Return the records in full, exactly as given.

START DATA TO USE

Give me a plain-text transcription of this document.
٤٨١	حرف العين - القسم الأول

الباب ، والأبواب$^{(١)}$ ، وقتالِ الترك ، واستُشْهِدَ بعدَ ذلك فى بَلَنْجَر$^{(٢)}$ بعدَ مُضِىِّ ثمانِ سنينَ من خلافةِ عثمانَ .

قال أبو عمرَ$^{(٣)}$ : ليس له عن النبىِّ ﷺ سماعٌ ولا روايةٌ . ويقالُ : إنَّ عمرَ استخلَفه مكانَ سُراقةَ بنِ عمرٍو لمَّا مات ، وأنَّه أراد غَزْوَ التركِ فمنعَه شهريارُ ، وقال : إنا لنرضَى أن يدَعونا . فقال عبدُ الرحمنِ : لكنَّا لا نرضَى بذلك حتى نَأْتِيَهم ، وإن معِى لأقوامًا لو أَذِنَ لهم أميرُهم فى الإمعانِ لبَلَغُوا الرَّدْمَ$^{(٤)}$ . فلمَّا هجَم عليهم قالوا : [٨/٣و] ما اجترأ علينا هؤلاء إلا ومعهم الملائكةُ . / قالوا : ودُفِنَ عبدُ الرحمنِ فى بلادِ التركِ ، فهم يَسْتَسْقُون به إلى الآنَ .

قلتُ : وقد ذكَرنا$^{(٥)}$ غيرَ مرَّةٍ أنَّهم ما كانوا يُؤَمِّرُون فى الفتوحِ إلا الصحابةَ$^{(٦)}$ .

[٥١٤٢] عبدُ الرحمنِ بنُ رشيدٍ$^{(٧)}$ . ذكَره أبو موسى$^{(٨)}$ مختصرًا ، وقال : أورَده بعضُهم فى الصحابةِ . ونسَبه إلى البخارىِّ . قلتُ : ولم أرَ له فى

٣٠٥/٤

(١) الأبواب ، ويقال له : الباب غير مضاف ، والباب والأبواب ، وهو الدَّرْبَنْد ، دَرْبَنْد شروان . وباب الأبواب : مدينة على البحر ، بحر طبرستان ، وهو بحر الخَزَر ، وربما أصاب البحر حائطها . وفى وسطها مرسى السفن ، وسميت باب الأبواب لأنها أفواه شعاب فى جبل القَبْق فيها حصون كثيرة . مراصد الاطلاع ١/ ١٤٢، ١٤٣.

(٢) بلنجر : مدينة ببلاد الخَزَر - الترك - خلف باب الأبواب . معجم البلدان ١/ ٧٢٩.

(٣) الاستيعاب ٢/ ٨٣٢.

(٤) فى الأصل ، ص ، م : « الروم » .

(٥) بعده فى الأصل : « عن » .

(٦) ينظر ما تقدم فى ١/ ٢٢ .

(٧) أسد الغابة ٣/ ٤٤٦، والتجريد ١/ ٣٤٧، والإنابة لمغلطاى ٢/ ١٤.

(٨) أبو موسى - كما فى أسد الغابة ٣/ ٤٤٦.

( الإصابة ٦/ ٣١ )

END DATA TO USE

◆ ANSWER BELOW:
Give me a plain-text transcription of this document.
٤٨١	حرف العين - القسم الأول

الباب ، والأبواب$^{(١)}$ ، وقتالِ الترك ، واستُشْهِدَ بعدَ ذلك فى بَلَنْجَر$^{(٢)}$ بعدَ مُضِىِّ ثمانِ سنينَ من خلافةِ عثمانَ .

قال أبو عمرَ$^{(٣)}$ : ليس له عن النبىِّ ﷺ سماعٌ ولا روايةٌ . ويقالُ : إنَّ عمرَ استخلَفه مكانَ سُراقةَ بنِ عمرٍو لمَّا مات ، وأنَّه أراد غَزْوَ التركِ فمنعَه شهريارُ ، وقال : إنا لنرضَى أن يدَعونا . فقال عبدُ الرحمنِ : لكنَّا لا نرضَى بذلك حتى نَأْتِيَهم ، وإن معِى لأقوامًا لو أَذِنَ لهم أميرُهم فى الإمعانِ لبَلَغُوا الرَّدْمَ$^{(٤)}$ . فلمَّا هجَم عليهم قالوا : [٨/٣و] ما اجترأ علينا هؤلاء إلا ومعهم الملائكةُ . / قالوا : ودُفِنَ عبدُ الرحمنِ فى بلادِ التركِ ، فهم يَسْتَسْقُون به إلى الآنَ .

قلتُ : وقد ذكَرنا$^{(٥)}$ غيرَ مرَّةٍ أنَّهم ما كانوا يُؤَمِّرُون فى الفتوحِ إلا الصحابةَ$^{(٦)}$ .

[٥١٤٢] عبدُ الرحمنِ بنُ رشيدٍ$^{(٧)}$ . ذكَره أبو موسى$^{(٨)}$ مختصرًا ، وقال : أورَده بعضُهم فى الصحابةِ . ونسَبه إلى البخارىِّ . قلتُ : ولم أرَ له فى

٣٠٥/٤

(١) الأبواب ، ويقال له : الباب غير مضاف ، والباب والأبواب ، وهو الدَّرْبَنْد ، دَرْبَنْد شروان . وباب الأبواب : مدينة على البحر ، بحر طبرستان ، وهو بحر الخَزَر ، وربما أصاب البحر حائطها . وفى وسطها مرسى السفن ، وسميت باب الأبواب لأنها أفواه شعاب فى جبل القَبْق فيها حصون كثيرة . مراصد الاطلاع ١/ ١٤٢، ١٤٣.

(٢) بلنجر : مدينة ببلاد الخَزَر - الترك - خلف باب الأبواب . معجم البلدان ١/ ٧٢٩.

(٣) الاستيعاب ٢/ ٨٣٢.

(٤) فى الأصل ، ص ، م : « الروم » .

(٥) بعده فى الأصل : « عن » .

(٦) ينظر ما تقدم فى ١/ ٢٢ .

(٧) أسد الغابة ٣/ ٤٤٦، والتجريد ١/ ٣٤٧، والإنابة لمغلطاى ٢/ ١٤.

(٨) أبو موسى - كما فى أسد الغابة ٣/ ٤٤٦.

( الإصابة ٦/ ٣١ )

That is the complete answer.